- **Material shown**:
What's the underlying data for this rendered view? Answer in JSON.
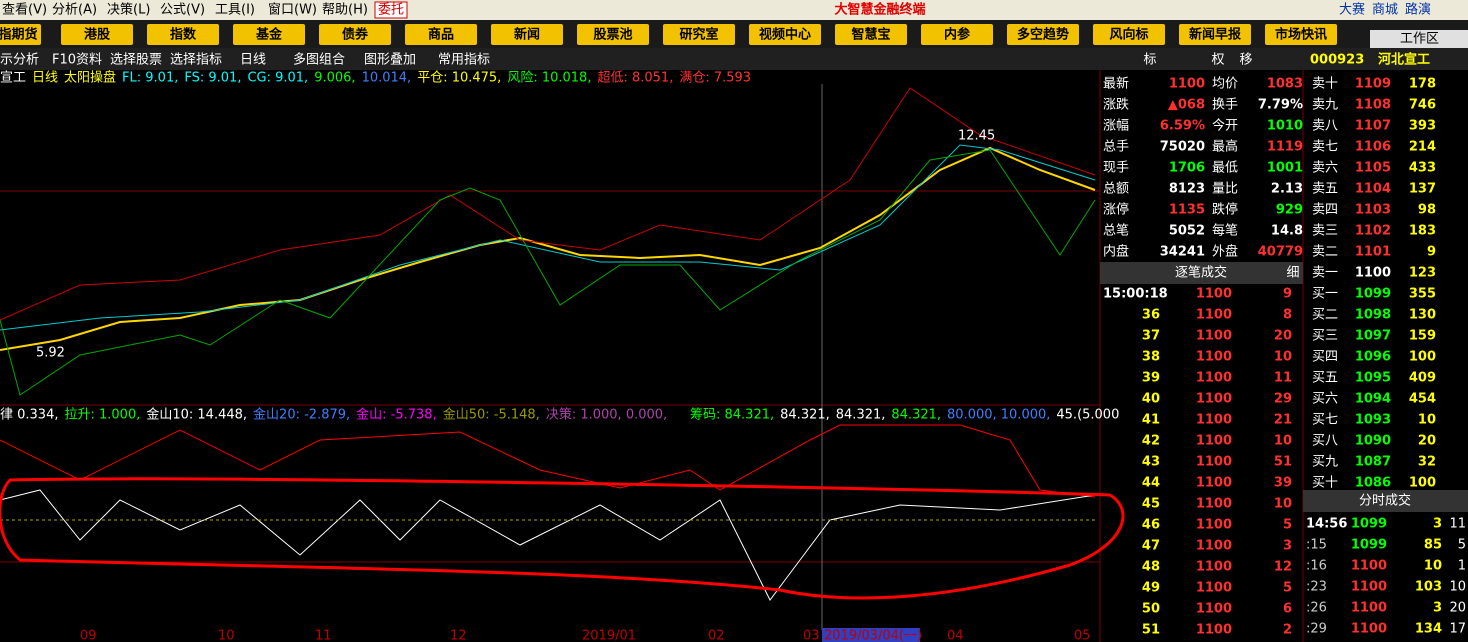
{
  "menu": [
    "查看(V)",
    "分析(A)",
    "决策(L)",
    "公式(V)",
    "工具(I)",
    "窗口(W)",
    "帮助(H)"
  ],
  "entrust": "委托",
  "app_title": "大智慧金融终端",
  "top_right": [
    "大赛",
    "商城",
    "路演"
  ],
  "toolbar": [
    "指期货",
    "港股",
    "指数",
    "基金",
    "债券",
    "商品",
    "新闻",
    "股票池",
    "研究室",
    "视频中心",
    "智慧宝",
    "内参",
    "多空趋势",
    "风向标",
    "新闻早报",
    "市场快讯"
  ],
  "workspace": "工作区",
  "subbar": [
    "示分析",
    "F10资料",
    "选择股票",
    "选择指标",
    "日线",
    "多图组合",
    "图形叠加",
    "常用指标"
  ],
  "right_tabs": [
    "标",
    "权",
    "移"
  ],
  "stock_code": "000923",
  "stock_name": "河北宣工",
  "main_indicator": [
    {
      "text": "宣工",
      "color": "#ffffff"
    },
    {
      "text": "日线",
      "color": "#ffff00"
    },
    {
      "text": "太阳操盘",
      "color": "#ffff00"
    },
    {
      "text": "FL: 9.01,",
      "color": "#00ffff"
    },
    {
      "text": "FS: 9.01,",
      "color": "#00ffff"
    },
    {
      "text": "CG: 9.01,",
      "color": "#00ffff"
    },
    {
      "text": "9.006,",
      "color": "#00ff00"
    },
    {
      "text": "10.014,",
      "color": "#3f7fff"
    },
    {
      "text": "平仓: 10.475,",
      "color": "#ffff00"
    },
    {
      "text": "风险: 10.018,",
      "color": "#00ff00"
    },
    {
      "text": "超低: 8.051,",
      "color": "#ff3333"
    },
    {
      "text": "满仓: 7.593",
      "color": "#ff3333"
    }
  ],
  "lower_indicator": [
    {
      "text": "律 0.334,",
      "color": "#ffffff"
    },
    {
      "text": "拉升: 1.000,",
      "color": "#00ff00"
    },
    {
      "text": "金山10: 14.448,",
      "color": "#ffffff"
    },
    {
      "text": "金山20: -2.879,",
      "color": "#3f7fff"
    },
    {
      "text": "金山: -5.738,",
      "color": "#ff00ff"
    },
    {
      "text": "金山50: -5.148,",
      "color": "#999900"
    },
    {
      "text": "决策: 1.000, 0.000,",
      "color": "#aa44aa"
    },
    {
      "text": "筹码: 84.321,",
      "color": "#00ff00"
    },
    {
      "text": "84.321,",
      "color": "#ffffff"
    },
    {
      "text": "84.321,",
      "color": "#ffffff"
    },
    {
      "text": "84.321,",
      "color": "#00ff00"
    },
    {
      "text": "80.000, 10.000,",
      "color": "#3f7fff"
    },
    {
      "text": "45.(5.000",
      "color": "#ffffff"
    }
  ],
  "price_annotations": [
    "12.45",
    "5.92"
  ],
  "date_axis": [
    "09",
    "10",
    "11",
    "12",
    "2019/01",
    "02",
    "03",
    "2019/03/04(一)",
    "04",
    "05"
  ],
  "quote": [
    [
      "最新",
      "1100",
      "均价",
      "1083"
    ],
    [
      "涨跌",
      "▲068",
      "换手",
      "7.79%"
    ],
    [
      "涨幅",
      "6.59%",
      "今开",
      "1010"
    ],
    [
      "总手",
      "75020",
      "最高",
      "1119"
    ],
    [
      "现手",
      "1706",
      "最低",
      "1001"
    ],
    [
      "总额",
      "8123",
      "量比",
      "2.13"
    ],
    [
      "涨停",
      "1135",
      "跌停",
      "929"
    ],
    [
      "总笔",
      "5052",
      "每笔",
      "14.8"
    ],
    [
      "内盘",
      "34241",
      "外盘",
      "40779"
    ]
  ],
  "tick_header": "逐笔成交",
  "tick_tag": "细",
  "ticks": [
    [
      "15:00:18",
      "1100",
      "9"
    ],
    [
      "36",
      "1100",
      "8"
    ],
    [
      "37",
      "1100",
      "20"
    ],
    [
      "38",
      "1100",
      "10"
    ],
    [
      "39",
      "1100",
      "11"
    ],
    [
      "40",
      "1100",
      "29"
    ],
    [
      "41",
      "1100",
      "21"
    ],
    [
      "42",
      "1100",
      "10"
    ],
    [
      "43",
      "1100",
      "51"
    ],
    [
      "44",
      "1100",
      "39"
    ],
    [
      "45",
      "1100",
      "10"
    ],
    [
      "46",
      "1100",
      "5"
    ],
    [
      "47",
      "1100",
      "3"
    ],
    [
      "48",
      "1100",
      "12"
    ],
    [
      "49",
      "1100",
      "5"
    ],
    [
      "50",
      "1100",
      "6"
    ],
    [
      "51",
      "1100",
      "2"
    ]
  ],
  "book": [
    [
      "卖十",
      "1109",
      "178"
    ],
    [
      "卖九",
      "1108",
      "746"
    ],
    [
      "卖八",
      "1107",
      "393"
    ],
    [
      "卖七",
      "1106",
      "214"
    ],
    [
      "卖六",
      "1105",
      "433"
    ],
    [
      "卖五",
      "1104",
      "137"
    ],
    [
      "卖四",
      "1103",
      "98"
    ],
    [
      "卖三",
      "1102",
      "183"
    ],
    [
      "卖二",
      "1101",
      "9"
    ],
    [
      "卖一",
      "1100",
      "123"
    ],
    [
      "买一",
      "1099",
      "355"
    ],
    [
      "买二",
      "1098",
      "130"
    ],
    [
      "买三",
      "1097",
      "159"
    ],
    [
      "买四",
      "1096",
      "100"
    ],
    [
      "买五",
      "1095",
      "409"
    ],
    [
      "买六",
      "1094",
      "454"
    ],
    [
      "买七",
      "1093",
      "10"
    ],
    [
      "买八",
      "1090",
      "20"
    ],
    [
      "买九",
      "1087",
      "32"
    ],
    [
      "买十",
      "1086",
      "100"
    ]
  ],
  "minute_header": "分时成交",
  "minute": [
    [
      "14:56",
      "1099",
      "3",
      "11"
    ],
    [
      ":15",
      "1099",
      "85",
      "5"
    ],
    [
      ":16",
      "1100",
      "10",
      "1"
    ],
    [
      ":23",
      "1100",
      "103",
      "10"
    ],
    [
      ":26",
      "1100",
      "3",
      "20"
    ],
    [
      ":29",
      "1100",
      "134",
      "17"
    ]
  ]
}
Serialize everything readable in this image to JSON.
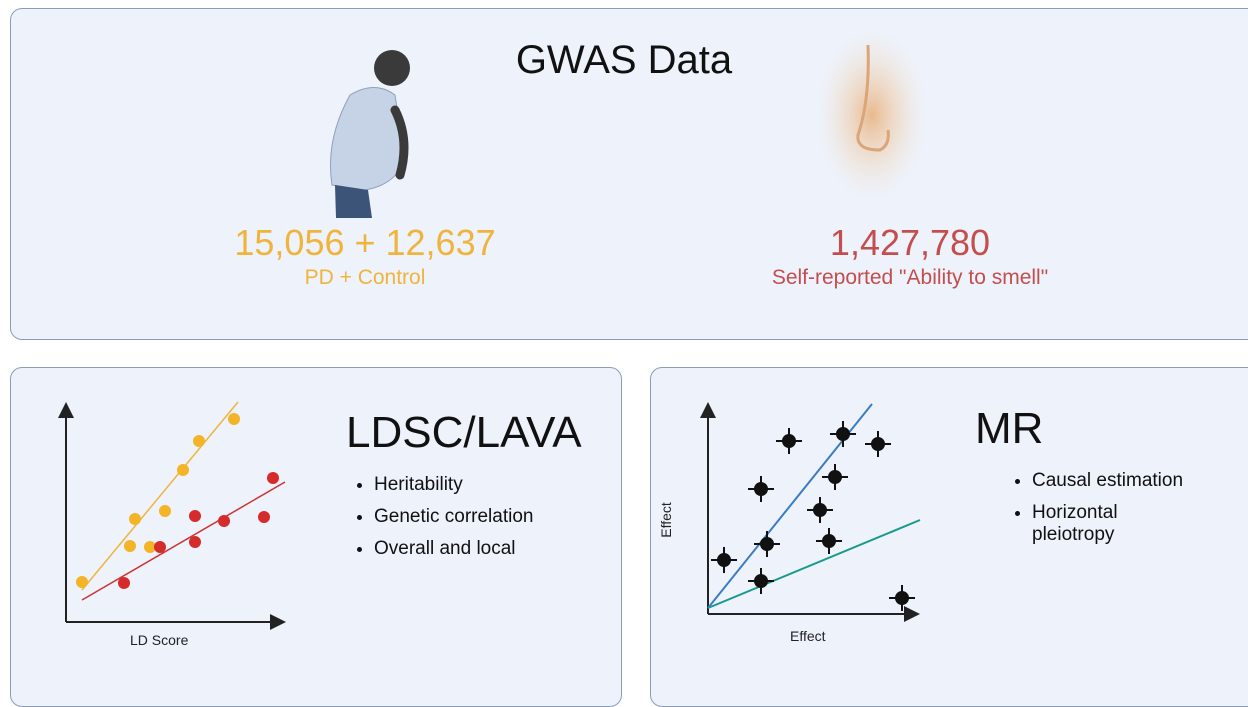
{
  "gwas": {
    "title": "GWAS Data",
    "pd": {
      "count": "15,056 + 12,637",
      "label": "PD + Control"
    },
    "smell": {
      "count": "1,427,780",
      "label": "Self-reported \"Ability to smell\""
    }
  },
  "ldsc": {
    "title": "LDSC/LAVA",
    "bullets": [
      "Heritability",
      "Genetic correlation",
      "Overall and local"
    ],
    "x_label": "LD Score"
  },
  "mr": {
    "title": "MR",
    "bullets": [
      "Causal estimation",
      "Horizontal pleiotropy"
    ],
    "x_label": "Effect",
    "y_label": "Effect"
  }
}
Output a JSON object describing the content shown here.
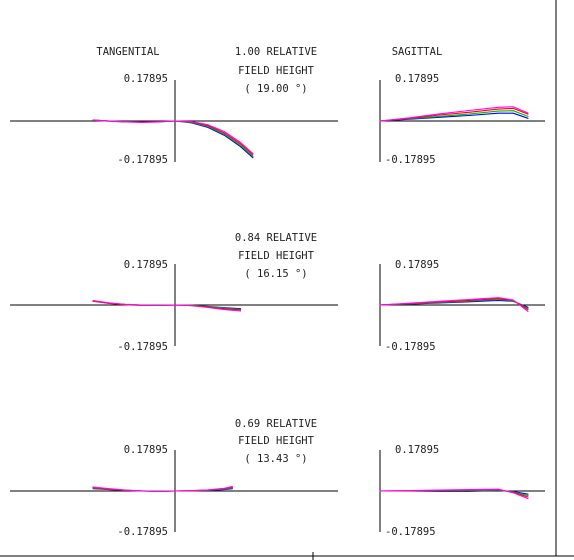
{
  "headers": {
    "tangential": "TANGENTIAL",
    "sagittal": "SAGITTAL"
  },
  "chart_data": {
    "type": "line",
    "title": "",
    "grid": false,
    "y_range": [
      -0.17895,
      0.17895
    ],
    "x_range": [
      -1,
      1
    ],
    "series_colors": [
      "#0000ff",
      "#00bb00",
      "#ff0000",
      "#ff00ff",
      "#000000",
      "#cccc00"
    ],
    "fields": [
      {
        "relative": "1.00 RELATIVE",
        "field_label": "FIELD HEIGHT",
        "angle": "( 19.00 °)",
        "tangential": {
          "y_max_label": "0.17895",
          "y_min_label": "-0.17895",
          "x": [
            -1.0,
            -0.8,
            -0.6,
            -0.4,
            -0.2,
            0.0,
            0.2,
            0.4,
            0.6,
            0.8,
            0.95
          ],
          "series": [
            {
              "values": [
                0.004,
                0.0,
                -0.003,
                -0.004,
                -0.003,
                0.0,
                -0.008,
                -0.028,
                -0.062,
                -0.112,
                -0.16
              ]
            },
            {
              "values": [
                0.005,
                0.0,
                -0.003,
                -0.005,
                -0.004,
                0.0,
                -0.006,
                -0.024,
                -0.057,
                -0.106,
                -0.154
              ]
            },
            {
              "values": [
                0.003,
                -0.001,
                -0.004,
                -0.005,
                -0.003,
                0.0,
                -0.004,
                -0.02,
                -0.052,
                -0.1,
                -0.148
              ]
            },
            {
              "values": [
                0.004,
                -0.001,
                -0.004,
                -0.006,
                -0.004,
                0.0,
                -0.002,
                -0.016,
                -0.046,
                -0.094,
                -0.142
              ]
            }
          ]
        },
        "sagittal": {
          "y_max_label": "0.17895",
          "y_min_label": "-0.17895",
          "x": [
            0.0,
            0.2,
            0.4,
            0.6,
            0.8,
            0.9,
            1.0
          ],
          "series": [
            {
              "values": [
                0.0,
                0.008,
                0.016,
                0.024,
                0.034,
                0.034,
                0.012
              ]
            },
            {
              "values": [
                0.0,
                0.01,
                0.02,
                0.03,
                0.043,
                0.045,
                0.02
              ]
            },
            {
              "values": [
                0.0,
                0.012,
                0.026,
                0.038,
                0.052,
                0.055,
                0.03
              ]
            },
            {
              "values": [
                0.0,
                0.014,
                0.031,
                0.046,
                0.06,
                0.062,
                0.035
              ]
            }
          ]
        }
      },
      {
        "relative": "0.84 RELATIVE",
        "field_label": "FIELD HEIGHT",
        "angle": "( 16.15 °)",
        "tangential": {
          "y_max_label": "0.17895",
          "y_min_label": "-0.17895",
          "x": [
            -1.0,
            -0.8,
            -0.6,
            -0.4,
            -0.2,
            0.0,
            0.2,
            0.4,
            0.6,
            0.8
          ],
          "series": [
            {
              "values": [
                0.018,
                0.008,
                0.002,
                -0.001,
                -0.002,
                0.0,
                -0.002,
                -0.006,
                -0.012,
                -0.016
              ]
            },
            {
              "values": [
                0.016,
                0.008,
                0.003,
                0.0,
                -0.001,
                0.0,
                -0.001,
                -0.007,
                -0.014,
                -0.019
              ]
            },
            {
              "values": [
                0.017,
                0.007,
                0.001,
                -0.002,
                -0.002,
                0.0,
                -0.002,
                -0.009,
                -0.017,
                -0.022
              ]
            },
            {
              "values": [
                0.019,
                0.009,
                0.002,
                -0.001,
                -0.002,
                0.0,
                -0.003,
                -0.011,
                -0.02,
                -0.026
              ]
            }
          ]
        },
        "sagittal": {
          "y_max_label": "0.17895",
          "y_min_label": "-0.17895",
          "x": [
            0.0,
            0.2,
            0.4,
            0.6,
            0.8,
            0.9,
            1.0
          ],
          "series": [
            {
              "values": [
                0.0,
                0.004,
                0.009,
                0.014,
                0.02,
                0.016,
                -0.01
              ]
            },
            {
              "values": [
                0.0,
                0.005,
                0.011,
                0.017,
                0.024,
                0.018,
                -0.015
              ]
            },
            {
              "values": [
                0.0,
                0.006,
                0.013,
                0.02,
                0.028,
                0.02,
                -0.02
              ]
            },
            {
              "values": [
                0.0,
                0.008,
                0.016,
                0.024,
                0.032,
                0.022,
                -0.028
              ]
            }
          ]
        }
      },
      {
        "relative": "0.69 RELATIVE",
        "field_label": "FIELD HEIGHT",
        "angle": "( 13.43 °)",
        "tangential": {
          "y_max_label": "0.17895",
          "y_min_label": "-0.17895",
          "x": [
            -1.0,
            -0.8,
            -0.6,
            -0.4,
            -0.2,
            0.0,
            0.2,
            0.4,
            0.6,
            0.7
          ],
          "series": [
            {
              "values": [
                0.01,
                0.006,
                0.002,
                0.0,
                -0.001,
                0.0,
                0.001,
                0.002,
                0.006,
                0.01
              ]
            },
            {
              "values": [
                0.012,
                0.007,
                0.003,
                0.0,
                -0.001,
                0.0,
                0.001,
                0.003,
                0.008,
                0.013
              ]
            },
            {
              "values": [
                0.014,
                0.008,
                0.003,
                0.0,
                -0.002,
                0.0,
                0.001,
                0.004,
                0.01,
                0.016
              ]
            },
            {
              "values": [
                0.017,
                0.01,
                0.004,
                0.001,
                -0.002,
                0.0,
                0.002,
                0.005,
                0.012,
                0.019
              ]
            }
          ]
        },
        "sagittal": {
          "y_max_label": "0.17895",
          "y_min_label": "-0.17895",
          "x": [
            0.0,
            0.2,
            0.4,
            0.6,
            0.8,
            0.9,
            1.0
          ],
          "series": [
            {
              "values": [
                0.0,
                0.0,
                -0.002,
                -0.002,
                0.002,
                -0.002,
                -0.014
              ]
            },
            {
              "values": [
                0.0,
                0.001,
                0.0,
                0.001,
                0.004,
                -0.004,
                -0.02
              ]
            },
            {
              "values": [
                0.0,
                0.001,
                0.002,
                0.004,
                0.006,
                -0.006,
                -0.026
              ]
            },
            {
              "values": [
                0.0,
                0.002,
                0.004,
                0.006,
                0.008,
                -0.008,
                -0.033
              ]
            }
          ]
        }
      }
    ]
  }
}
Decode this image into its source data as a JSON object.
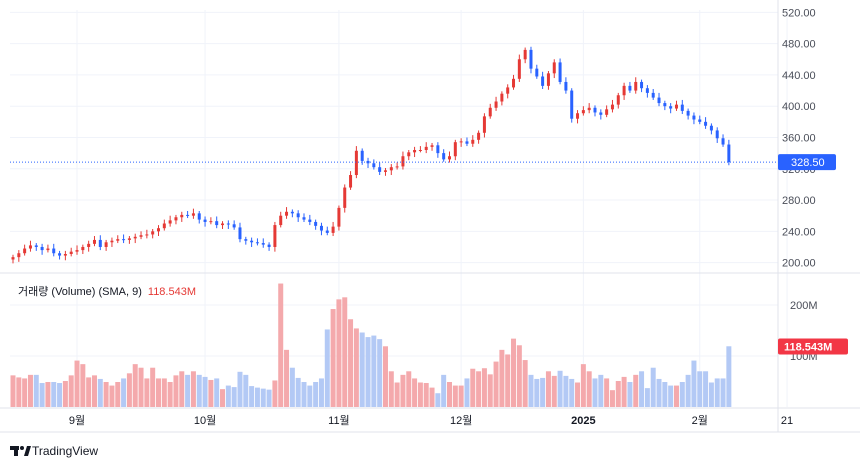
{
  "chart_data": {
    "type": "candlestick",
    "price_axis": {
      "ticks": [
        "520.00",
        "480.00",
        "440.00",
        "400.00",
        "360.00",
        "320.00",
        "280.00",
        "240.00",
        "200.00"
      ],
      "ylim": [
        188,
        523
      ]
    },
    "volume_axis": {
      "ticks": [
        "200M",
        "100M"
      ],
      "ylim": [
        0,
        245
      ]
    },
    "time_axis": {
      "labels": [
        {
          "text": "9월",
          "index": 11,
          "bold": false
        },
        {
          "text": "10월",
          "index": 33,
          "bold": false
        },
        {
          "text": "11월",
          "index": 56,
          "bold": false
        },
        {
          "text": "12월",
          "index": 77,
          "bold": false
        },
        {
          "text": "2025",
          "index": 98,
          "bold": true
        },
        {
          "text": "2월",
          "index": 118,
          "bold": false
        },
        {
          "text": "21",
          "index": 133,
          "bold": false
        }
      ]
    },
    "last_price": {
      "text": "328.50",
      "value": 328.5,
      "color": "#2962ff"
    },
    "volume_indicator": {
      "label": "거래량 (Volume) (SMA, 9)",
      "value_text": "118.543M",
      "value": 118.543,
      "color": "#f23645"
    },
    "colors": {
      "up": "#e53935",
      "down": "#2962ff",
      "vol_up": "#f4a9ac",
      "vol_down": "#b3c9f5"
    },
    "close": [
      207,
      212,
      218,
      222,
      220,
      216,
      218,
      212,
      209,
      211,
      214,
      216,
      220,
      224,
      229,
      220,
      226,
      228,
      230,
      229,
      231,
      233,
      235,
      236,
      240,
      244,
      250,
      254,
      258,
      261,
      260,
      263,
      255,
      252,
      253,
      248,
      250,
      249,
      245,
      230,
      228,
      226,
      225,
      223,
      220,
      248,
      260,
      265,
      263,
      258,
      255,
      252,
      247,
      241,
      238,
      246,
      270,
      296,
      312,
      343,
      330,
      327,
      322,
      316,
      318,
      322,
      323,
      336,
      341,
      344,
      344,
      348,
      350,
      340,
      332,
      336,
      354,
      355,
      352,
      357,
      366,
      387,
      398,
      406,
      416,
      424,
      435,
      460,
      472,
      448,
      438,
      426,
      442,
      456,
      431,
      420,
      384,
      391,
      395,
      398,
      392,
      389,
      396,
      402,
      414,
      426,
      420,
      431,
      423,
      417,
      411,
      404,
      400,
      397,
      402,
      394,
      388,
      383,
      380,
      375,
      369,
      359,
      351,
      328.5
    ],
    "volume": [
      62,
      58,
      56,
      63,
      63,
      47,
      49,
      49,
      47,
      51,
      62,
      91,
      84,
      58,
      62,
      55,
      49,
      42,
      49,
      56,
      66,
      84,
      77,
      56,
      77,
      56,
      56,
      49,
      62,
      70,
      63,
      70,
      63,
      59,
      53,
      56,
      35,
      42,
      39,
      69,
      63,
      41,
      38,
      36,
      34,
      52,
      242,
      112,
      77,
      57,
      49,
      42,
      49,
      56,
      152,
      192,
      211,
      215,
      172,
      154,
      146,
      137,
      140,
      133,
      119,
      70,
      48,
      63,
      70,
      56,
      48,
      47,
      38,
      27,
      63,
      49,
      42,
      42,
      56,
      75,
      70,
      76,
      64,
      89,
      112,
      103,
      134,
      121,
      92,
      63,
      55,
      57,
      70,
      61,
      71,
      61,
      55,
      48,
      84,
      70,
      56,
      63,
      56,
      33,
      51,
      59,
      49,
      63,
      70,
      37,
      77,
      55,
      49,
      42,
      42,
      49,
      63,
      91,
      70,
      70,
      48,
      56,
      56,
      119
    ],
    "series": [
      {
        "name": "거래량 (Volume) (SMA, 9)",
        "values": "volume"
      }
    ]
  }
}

- **What the task asks**:
Go through the entries above and copy every line containing "RELATIVE".

- **Answer below**:
        "relative": "1.00 RELATIVE",
        "relative": "0.84 RELATIVE",
        "relative": "0.69 RELATIVE",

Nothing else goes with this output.